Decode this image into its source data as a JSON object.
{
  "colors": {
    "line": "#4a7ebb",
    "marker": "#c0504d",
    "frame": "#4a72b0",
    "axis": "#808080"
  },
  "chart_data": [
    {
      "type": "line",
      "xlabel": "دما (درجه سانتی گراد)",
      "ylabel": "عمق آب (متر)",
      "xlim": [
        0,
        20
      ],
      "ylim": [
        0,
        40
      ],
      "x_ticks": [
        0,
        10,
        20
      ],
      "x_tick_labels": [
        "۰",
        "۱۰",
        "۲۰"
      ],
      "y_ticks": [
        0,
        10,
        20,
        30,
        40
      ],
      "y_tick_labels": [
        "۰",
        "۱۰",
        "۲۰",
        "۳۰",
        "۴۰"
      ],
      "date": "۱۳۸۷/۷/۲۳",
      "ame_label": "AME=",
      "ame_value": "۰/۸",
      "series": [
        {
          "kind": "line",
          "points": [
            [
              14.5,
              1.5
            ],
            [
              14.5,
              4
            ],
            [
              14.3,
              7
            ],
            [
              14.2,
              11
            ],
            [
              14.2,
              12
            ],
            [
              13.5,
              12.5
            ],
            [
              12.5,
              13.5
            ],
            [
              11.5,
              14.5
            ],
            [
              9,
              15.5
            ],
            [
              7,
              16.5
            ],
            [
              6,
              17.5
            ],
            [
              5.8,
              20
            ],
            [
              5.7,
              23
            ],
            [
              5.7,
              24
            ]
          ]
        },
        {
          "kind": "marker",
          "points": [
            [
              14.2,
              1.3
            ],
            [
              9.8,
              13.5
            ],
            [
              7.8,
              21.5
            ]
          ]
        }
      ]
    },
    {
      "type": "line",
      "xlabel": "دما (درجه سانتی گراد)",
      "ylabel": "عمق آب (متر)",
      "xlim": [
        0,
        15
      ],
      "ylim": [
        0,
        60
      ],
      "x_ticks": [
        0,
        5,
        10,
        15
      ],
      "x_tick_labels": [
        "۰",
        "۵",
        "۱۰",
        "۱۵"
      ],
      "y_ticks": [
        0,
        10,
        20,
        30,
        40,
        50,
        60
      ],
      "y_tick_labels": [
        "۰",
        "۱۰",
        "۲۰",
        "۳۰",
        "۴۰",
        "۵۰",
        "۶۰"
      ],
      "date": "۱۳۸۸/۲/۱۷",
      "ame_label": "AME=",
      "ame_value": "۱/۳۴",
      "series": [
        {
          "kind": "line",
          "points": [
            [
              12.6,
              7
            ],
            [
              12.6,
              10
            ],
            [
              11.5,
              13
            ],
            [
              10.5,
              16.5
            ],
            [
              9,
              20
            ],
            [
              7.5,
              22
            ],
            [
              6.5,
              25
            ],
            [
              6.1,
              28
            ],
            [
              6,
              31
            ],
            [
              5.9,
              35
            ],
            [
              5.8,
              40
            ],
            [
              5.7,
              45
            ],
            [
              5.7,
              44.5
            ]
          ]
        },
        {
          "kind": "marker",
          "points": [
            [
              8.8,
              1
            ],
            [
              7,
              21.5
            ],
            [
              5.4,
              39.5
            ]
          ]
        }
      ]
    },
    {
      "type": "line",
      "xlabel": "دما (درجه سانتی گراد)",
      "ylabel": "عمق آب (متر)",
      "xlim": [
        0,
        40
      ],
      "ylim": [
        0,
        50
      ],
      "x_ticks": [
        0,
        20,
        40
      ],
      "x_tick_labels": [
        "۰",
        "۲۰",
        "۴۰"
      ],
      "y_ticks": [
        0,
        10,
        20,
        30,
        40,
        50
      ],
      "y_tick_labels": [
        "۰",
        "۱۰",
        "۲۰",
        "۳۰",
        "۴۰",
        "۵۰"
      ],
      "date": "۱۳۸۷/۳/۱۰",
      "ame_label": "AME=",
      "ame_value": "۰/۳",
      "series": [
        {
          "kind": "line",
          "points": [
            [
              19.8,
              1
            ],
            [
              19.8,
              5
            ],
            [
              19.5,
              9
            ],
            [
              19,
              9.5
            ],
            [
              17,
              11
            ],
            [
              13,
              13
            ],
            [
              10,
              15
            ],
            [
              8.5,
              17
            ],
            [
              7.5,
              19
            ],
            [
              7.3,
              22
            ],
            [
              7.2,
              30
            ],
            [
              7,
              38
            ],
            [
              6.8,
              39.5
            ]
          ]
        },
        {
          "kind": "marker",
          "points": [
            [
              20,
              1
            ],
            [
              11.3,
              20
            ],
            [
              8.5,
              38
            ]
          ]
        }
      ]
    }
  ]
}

YOUR GOAL -> Reproduce all of the data exactly as given.

TASK ANSWER ->
Decode this image into its source data as a JSON object.
{
  "colors": {
    "line": "#4a7ebb",
    "marker": "#c0504d",
    "frame": "#4a72b0",
    "axis": "#808080"
  },
  "chart_data": [
    {
      "type": "line",
      "xlabel": "دما (درجه سانتی گراد)",
      "ylabel": "عمق آب (متر)",
      "xlim": [
        0,
        20
      ],
      "ylim": [
        0,
        40
      ],
      "x_ticks": [
        0,
        10,
        20
      ],
      "x_tick_labels": [
        "۰",
        "۱۰",
        "۲۰"
      ],
      "y_ticks": [
        0,
        10,
        20,
        30,
        40
      ],
      "y_tick_labels": [
        "۰",
        "۱۰",
        "۲۰",
        "۳۰",
        "۴۰"
      ],
      "date": "۱۳۸۷/۷/۲۳",
      "ame_label": "AME=",
      "ame_value": "۰/۸",
      "series": [
        {
          "kind": "line",
          "points": [
            [
              14.5,
              1.5
            ],
            [
              14.5,
              4
            ],
            [
              14.3,
              7
            ],
            [
              14.2,
              11
            ],
            [
              14.2,
              12
            ],
            [
              13.5,
              12.5
            ],
            [
              12.5,
              13.5
            ],
            [
              11.5,
              14.5
            ],
            [
              9,
              15.5
            ],
            [
              7,
              16.5
            ],
            [
              6,
              17.5
            ],
            [
              5.8,
              20
            ],
            [
              5.7,
              23
            ],
            [
              5.7,
              24
            ]
          ]
        },
        {
          "kind": "marker",
          "points": [
            [
              14.2,
              1.3
            ],
            [
              9.8,
              13.5
            ],
            [
              7.8,
              21.5
            ]
          ]
        }
      ]
    },
    {
      "type": "line",
      "xlabel": "دما (درجه سانتی گراد)",
      "ylabel": "عمق آب (متر)",
      "xlim": [
        0,
        15
      ],
      "ylim": [
        0,
        60
      ],
      "x_ticks": [
        0,
        5,
        10,
        15
      ],
      "x_tick_labels": [
        "۰",
        "۵",
        "۱۰",
        "۱۵"
      ],
      "y_ticks": [
        0,
        10,
        20,
        30,
        40,
        50,
        60
      ],
      "y_tick_labels": [
        "۰",
        "۱۰",
        "۲۰",
        "۳۰",
        "۴۰",
        "۵۰",
        "۶۰"
      ],
      "date": "۱۳۸۸/۲/۱۷",
      "ame_label": "AME=",
      "ame_value": "۱/۳۴",
      "series": [
        {
          "kind": "line",
          "points": [
            [
              12.6,
              7
            ],
            [
              12.6,
              10
            ],
            [
              11.5,
              13
            ],
            [
              10.5,
              16.5
            ],
            [
              9,
              20
            ],
            [
              7.5,
              22
            ],
            [
              6.5,
              25
            ],
            [
              6.1,
              28
            ],
            [
              6,
              31
            ],
            [
              5.9,
              35
            ],
            [
              5.8,
              40
            ],
            [
              5.7,
              45
            ],
            [
              5.7,
              44.5
            ]
          ]
        },
        {
          "kind": "marker",
          "points": [
            [
              8.8,
              1
            ],
            [
              7,
              21.5
            ],
            [
              5.4,
              39.5
            ]
          ]
        }
      ]
    },
    {
      "type": "line",
      "xlabel": "دما (درجه سانتی گراد)",
      "ylabel": "عمق آب (متر)",
      "xlim": [
        0,
        40
      ],
      "ylim": [
        0,
        50
      ],
      "x_ticks": [
        0,
        20,
        40
      ],
      "x_tick_labels": [
        "۰",
        "۲۰",
        "۴۰"
      ],
      "y_ticks": [
        0,
        10,
        20,
        30,
        40,
        50
      ],
      "y_tick_labels": [
        "۰",
        "۱۰",
        "۲۰",
        "۳۰",
        "۴۰",
        "۵۰"
      ],
      "date": "۱۳۸۷/۳/۱۰",
      "ame_label": "AME=",
      "ame_value": "۰/۳",
      "series": [
        {
          "kind": "line",
          "points": [
            [
              19.8,
              1
            ],
            [
              19.8,
              5
            ],
            [
              19.5,
              9
            ],
            [
              19,
              9.5
            ],
            [
              17,
              11
            ],
            [
              13,
              13
            ],
            [
              10,
              15
            ],
            [
              8.5,
              17
            ],
            [
              7.5,
              19
            ],
            [
              7.3,
              22
            ],
            [
              7.2,
              30
            ],
            [
              7,
              38
            ],
            [
              6.8,
              39.5
            ]
          ]
        },
        {
          "kind": "marker",
          "points": [
            [
              20,
              1
            ],
            [
              11.3,
              20
            ],
            [
              8.5,
              38
            ]
          ]
        }
      ]
    }
  ]
}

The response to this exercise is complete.